**To do**
All the records that follow need to be reproduced exactly. Omit the images.

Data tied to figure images

— Start —

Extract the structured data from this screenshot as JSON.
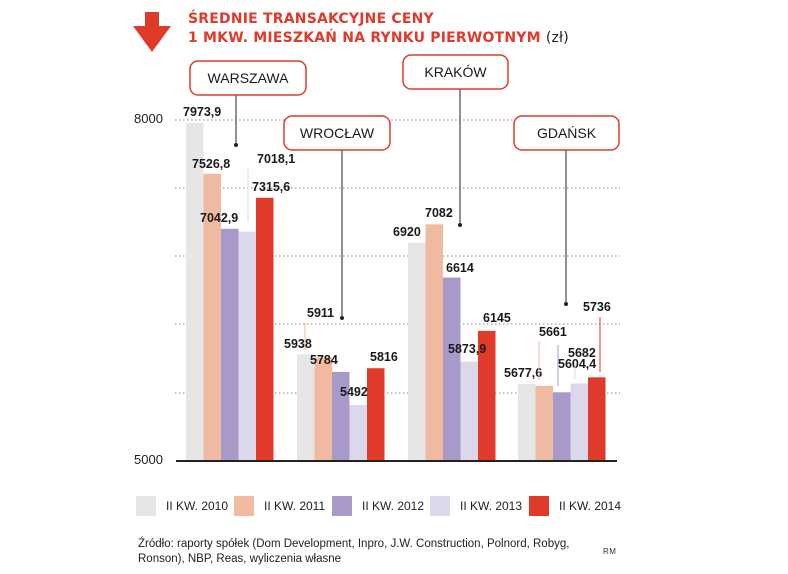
{
  "header": {
    "title_line1": "ŚREDNIE TRANSAKCYJNE CENY",
    "title_line2": "1 MKW. MIESZKAŃ NA RYNKU PIERWOTNYM",
    "unit": "(zł)"
  },
  "footer": {
    "source_line1": "Źródło: raporty spółek (Dom Development, Inpro, J.W. Construction, Polnord, Robyg,",
    "source_line2": "Ronson), NBP, Reas, wyliczenia własne",
    "author": "RM"
  },
  "colors": {
    "accent": "#e03a2a",
    "series": [
      "#e6e6e6",
      "#f0b9a2",
      "#a899c8",
      "#dcd8ec",
      "#e03a2a"
    ],
    "box_border": "#e03a2a",
    "grid": "#888888"
  },
  "icons": {
    "title_marker": "arrow-down-icon"
  },
  "chart_data": {
    "type": "bar",
    "categories": [
      "WARSZAWA",
      "WROCŁAW",
      "KRAKÓW",
      "GDAŃSK"
    ],
    "series": [
      {
        "name": "II KW. 2010",
        "values": [
          7973.9,
          5938,
          6920,
          5677.6
        ],
        "labels": [
          "7973,9",
          "5938",
          "6920",
          "5677,6"
        ]
      },
      {
        "name": "II KW. 2011",
        "values": [
          7526.8,
          5911,
          7082,
          5661
        ],
        "labels": [
          "7526,8",
          "5911",
          "7082",
          "5661"
        ]
      },
      {
        "name": "II KW. 2012",
        "values": [
          7042.9,
          5784,
          6614,
          5604.4
        ],
        "labels": [
          "7042,9",
          "5784",
          "6614",
          "5604,4"
        ]
      },
      {
        "name": "II KW. 2013",
        "values": [
          7018.1,
          5492,
          5873.9,
          5682
        ],
        "labels": [
          "7018,1",
          "5492",
          "5873,9",
          "5682"
        ]
      },
      {
        "name": "II KW. 2014",
        "values": [
          7315.6,
          5816,
          6145,
          5736
        ],
        "labels": [
          "7315,6",
          "5816",
          "6145",
          "5736"
        ]
      }
    ],
    "yticks": [
      "5000",
      "8000"
    ],
    "ylim": [
      5000,
      8000
    ],
    "grid": "dotted horizontal",
    "legend": "bottom"
  }
}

— End —

**Answer to this task**
Extract the structured data from this screenshot as JSON.
{
  "header": {
    "title_line1": "ŚREDNIE TRANSAKCYJNE CENY",
    "title_line2": "1 MKW. MIESZKAŃ NA RYNKU PIERWOTNYM",
    "unit": "(zł)"
  },
  "footer": {
    "source_line1": "Źródło: raporty spółek (Dom Development, Inpro, J.W. Construction, Polnord, Robyg,",
    "source_line2": "Ronson), NBP, Reas, wyliczenia własne",
    "author": "RM"
  },
  "colors": {
    "accent": "#e03a2a",
    "series": [
      "#e6e6e6",
      "#f0b9a2",
      "#a899c8",
      "#dcd8ec",
      "#e03a2a"
    ],
    "box_border": "#e03a2a",
    "grid": "#888888"
  },
  "icons": {
    "title_marker": "arrow-down-icon"
  },
  "chart_data": {
    "type": "bar",
    "categories": [
      "WARSZAWA",
      "WROCŁAW",
      "KRAKÓW",
      "GDAŃSK"
    ],
    "series": [
      {
        "name": "II KW. 2010",
        "values": [
          7973.9,
          5938,
          6920,
          5677.6
        ],
        "labels": [
          "7973,9",
          "5938",
          "6920",
          "5677,6"
        ]
      },
      {
        "name": "II KW. 2011",
        "values": [
          7526.8,
          5911,
          7082,
          5661
        ],
        "labels": [
          "7526,8",
          "5911",
          "7082",
          "5661"
        ]
      },
      {
        "name": "II KW. 2012",
        "values": [
          7042.9,
          5784,
          6614,
          5604.4
        ],
        "labels": [
          "7042,9",
          "5784",
          "6614",
          "5604,4"
        ]
      },
      {
        "name": "II KW. 2013",
        "values": [
          7018.1,
          5492,
          5873.9,
          5682
        ],
        "labels": [
          "7018,1",
          "5492",
          "5873,9",
          "5682"
        ]
      },
      {
        "name": "II KW. 2014",
        "values": [
          7315.6,
          5816,
          6145,
          5736
        ],
        "labels": [
          "7315,6",
          "5816",
          "6145",
          "5736"
        ]
      }
    ],
    "yticks": [
      "5000",
      "8000"
    ],
    "ylim": [
      5000,
      8000
    ],
    "grid": "dotted horizontal",
    "legend": "bottom"
  }
}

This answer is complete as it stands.